··· Entries ···
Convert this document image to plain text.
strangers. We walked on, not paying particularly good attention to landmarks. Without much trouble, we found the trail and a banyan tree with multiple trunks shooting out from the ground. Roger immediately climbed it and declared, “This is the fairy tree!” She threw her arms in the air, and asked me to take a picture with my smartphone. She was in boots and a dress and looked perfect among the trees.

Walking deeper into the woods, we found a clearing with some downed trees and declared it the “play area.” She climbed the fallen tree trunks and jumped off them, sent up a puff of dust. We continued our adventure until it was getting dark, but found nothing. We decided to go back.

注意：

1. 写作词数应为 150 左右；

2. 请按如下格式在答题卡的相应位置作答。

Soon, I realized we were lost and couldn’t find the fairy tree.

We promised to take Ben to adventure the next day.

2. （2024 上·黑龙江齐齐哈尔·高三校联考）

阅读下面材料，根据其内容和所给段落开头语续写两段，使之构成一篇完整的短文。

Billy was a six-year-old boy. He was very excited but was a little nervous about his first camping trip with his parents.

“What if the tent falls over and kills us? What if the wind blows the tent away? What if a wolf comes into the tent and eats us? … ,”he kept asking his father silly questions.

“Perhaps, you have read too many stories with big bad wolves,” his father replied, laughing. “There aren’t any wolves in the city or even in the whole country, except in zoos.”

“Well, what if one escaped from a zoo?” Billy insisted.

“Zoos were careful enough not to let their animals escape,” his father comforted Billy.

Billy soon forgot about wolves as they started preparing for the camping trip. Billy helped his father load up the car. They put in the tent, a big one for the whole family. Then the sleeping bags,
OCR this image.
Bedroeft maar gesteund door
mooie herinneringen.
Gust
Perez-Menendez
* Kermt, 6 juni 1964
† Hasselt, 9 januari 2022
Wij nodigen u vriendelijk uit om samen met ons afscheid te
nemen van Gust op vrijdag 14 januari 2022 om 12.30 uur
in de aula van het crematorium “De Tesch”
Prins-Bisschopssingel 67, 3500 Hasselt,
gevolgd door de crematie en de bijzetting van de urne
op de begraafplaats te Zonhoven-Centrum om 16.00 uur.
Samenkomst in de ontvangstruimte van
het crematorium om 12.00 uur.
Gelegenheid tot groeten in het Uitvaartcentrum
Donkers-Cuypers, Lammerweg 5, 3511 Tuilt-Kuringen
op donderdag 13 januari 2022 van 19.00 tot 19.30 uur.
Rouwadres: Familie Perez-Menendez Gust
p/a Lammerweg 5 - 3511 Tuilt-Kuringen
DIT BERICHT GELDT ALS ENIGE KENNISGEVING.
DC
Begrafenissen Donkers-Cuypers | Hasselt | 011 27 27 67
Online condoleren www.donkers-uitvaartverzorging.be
···
··· Entries ···
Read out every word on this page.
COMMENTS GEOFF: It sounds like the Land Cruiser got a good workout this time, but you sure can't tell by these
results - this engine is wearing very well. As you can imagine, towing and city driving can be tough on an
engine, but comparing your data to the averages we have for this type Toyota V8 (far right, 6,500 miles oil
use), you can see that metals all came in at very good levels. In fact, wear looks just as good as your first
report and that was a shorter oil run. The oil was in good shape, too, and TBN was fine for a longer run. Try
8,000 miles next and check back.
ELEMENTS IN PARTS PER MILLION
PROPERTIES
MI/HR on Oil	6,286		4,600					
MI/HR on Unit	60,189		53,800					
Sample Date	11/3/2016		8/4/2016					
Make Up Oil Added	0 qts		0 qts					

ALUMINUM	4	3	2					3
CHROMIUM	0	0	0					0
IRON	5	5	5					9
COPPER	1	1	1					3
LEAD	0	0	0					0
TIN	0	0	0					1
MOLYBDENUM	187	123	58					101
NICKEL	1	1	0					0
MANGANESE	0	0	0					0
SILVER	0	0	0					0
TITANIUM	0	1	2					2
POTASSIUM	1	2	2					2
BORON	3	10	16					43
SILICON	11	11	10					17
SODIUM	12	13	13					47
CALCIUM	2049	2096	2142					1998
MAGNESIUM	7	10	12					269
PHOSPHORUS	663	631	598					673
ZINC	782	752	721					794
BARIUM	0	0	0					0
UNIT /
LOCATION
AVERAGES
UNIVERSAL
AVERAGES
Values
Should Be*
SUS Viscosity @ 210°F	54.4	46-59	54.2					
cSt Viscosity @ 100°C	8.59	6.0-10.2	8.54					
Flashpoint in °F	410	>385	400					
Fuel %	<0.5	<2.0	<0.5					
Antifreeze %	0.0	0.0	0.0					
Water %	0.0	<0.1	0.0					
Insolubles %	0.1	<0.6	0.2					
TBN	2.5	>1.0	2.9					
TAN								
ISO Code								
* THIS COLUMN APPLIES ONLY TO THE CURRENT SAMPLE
···
- [What you need to do]:
Gather up, from the records above, each line where the word "Cuypers" appears.

- [Output for this task]:
Donkers-Cuypers, Lammerweg 5, 3511 Tuilt-Kuringen
Begrafenissen Donkers-Cuypers | Hasselt | 011 27 27 67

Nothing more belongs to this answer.